| PROBLEM DESCRIPTION |
Gather every line in the records below that contains the word "this".

| DATASET ENTRIES |
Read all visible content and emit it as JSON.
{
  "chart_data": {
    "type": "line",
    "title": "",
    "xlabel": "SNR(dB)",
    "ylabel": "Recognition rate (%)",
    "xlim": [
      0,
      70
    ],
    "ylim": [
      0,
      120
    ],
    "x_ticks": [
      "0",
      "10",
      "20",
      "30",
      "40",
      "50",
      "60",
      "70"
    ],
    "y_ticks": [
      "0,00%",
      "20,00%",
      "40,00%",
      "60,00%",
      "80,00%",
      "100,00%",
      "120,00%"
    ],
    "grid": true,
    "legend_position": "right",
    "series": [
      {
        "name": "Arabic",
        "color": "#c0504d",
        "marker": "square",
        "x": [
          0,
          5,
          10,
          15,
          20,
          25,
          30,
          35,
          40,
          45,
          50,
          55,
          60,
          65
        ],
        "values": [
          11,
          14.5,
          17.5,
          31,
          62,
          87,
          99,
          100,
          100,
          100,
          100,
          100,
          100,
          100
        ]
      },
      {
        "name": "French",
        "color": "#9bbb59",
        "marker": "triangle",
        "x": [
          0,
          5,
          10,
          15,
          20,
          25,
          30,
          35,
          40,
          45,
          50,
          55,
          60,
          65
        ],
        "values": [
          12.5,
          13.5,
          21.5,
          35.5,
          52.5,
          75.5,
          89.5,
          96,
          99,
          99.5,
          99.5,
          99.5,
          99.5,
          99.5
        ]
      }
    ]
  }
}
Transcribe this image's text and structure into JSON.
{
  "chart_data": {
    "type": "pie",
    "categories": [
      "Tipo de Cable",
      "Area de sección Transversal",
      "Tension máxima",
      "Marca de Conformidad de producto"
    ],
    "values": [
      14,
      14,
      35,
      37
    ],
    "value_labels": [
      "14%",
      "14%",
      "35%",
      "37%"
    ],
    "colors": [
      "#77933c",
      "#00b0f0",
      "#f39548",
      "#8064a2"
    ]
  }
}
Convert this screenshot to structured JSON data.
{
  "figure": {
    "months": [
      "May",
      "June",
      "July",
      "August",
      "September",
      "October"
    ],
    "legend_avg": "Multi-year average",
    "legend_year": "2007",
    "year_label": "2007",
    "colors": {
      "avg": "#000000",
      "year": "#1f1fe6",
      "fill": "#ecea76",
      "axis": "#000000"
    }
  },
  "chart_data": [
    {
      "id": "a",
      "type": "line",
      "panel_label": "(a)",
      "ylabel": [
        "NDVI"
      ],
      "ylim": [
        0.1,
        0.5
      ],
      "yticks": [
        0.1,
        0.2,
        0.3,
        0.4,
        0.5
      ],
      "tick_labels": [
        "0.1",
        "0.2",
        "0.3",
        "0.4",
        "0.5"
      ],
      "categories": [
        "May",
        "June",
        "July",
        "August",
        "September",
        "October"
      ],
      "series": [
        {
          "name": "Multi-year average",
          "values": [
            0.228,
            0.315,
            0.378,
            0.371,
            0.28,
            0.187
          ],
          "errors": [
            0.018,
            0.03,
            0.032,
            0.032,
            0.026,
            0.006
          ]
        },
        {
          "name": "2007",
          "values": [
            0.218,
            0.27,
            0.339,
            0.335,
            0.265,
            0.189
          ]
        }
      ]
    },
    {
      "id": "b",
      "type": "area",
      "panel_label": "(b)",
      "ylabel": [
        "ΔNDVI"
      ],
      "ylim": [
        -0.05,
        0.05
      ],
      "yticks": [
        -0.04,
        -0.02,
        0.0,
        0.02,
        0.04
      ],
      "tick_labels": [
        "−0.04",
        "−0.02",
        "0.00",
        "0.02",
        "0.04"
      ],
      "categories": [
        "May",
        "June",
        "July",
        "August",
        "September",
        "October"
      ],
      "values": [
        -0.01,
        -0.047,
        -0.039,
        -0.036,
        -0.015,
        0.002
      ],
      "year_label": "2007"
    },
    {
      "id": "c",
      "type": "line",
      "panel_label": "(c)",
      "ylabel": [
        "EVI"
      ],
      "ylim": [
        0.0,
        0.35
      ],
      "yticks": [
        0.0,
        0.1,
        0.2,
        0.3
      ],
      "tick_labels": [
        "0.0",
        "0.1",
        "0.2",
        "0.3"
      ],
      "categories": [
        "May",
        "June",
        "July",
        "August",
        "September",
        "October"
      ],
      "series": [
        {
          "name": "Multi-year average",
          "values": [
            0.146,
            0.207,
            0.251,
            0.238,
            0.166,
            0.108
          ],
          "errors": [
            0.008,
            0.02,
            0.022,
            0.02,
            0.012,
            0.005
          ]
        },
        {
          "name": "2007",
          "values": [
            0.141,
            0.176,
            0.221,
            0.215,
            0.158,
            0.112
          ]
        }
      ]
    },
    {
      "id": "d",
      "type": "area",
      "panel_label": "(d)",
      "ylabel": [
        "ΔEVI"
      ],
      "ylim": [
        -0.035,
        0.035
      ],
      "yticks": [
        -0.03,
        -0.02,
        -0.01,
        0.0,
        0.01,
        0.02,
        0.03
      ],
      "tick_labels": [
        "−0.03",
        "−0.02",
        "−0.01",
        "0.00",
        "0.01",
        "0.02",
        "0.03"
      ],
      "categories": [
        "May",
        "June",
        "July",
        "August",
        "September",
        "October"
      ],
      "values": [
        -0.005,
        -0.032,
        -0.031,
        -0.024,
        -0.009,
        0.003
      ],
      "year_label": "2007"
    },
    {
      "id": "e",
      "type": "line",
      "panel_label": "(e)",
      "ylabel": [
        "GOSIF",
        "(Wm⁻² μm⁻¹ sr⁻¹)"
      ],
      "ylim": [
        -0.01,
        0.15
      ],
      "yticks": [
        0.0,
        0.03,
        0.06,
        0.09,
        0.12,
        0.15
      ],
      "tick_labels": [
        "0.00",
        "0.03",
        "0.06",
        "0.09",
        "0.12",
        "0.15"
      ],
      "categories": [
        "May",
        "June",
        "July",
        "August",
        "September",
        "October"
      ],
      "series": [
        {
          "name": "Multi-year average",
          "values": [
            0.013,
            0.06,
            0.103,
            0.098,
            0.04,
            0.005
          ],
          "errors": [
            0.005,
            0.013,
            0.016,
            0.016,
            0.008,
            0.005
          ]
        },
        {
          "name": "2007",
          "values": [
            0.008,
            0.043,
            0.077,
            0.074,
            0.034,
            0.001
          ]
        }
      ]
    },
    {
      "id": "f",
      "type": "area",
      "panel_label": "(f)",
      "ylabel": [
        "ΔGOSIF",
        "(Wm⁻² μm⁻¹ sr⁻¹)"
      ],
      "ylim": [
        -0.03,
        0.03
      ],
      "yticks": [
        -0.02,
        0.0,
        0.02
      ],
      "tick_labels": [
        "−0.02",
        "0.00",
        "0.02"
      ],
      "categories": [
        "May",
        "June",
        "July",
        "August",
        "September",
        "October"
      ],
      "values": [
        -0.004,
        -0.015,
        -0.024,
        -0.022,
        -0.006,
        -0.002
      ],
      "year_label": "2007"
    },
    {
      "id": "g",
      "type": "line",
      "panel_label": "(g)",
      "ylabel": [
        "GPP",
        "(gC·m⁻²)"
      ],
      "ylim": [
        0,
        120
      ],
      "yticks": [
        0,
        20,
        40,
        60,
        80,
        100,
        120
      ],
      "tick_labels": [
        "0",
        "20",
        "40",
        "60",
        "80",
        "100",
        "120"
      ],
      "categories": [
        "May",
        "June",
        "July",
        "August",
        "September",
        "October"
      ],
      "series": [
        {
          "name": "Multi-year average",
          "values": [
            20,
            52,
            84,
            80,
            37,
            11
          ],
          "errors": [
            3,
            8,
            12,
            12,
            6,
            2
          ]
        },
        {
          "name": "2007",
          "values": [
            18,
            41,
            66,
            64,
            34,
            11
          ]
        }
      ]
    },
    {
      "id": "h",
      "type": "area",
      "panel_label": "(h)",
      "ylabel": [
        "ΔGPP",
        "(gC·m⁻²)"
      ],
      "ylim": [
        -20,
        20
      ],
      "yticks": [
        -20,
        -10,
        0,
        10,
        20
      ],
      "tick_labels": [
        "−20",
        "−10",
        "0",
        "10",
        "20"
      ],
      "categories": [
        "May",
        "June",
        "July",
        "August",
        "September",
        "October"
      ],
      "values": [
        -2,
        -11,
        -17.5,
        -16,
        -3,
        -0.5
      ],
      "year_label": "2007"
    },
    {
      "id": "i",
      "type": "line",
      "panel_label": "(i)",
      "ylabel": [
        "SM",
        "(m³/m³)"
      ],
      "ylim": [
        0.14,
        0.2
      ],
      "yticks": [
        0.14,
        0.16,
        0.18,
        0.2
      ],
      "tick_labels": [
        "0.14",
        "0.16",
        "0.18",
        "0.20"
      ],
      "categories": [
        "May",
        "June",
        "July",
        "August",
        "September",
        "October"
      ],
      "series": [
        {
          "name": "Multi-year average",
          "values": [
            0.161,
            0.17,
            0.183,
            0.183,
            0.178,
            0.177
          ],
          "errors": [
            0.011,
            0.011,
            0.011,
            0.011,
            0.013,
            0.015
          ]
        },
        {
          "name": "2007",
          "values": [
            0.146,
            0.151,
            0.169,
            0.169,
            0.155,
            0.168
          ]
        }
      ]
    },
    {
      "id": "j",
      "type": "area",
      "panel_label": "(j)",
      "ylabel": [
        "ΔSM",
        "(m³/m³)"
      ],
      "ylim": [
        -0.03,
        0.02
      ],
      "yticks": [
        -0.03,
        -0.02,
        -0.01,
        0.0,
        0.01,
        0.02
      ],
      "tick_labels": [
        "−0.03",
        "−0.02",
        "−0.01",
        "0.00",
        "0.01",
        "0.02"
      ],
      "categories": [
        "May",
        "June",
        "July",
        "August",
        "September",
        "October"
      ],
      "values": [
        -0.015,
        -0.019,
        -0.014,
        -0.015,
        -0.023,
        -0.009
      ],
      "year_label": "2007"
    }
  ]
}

| TASK SOLUTION |
Transcribe this image's text and structure into JSON.
Convert this screenshot to structured JSON data.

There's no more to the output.